Copy out verbatim the lines of the material below, starting at the line that contains "List all visible components with their bboxes. Use <box>x0" and ending at the line that contains "page-indicator: 2 of", with both of those lines included.

**Data provided**:

━━━━━━━━━━━━━━━━━━━━

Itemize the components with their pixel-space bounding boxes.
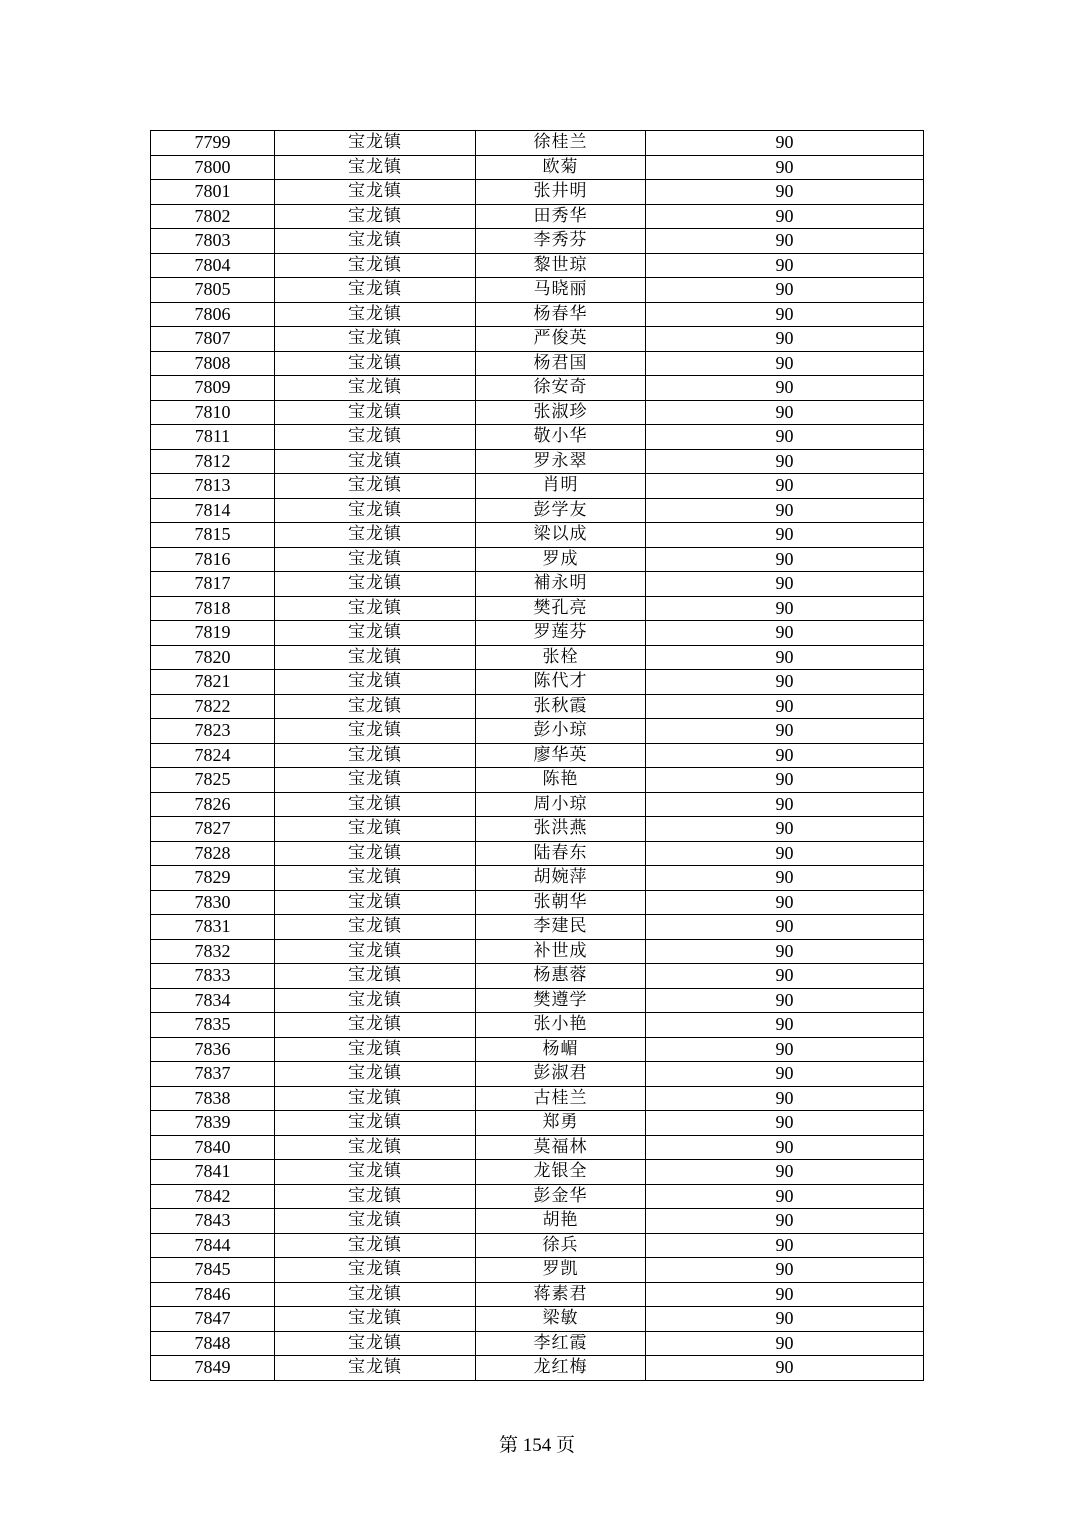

━━━━━━━━━━━━━━━━━━━━

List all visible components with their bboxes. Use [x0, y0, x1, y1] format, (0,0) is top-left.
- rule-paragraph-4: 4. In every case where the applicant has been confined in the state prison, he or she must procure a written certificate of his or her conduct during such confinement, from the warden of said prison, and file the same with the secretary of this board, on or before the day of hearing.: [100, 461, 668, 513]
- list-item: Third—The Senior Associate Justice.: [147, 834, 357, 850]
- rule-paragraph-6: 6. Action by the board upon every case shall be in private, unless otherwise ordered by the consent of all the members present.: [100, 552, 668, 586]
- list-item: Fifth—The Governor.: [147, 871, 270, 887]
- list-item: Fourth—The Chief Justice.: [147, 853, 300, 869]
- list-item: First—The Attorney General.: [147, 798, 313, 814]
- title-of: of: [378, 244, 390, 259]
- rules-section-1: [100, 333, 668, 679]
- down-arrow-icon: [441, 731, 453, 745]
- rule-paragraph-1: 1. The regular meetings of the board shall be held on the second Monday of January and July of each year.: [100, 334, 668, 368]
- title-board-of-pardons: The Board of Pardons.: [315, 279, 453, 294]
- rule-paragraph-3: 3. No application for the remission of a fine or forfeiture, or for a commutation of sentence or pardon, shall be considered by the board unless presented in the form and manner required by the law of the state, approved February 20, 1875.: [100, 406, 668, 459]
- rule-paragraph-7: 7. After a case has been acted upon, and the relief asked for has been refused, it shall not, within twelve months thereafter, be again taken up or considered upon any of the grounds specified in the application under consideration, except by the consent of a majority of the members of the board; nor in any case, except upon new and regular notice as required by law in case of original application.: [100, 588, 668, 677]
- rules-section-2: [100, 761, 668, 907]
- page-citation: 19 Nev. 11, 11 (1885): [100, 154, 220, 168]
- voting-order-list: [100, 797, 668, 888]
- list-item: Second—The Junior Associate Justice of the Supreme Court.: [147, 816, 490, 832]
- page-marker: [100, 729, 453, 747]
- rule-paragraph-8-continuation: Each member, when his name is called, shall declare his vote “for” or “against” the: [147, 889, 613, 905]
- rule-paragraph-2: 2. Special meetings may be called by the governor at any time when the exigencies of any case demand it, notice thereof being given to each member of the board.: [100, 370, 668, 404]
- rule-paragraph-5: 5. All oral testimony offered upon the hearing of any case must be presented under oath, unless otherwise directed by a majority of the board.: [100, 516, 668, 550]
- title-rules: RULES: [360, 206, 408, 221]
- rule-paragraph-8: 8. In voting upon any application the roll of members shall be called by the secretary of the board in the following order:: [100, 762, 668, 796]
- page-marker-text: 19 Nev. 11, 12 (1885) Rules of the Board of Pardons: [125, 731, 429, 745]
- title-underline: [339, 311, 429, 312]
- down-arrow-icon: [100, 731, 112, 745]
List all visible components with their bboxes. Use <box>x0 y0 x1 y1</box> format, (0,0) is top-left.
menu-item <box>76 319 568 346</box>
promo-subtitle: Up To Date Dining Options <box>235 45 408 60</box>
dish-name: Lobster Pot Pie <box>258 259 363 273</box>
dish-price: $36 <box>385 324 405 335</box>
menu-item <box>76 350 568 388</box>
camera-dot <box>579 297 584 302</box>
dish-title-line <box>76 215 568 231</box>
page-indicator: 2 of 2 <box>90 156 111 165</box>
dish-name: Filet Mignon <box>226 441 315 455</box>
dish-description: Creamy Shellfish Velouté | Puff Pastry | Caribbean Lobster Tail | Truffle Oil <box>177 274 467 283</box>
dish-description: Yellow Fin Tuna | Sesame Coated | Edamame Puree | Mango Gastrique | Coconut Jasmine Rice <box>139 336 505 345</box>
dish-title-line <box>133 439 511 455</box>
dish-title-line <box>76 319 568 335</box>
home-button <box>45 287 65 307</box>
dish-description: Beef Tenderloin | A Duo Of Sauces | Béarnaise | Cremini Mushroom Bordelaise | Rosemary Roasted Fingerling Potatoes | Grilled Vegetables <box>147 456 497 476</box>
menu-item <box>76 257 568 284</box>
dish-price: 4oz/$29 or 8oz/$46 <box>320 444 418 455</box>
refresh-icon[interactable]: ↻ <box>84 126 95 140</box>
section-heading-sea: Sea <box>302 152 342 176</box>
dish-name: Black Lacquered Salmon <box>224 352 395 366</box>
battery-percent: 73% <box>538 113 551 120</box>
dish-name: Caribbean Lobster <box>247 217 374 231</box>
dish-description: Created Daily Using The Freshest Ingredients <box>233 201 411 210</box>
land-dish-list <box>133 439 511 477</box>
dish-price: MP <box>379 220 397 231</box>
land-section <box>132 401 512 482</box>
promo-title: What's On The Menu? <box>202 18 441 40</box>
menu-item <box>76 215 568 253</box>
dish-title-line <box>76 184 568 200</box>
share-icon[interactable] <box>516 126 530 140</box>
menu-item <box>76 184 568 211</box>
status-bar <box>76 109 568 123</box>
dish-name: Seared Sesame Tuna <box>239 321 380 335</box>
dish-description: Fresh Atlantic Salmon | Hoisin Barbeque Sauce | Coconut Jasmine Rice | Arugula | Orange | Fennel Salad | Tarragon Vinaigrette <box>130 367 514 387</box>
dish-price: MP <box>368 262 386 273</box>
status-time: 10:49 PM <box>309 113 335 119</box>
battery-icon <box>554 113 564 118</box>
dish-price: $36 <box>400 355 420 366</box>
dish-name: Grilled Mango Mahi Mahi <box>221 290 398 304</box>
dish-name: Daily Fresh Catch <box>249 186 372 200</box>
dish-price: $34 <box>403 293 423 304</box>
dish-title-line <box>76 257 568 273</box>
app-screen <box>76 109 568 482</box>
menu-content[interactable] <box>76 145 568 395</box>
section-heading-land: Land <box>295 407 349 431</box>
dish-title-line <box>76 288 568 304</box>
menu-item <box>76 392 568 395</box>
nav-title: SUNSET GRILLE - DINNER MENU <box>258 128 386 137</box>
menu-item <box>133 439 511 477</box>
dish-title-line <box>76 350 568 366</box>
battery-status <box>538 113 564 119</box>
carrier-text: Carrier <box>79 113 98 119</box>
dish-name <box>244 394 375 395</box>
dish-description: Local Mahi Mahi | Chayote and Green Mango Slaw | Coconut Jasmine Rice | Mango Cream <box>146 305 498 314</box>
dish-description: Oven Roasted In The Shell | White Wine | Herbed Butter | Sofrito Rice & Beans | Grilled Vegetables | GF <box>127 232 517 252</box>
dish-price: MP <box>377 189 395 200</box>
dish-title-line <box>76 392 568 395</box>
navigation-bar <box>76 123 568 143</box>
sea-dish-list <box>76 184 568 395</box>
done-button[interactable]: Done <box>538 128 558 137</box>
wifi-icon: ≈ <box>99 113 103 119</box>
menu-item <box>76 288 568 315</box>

━━━━━━━━━━━━━━━━━━━━

**The solution**:
List all visible components with their bboxes. Use <box>x0 y0 x1 y1</box> format, (0,0) is top-left.
menu-item <box>76 319 568 346</box>
promo-subtitle: Up To Date Dining Options <box>235 45 408 60</box>
dish-name: Lobster Pot Pie <box>258 259 363 273</box>
dish-price: $36 <box>385 324 405 335</box>
menu-item <box>76 350 568 388</box>
camera-dot <box>579 297 584 302</box>
dish-title-line <box>76 215 568 231</box>
page-indicator: 2 of 2 <box>90 156 111 165</box>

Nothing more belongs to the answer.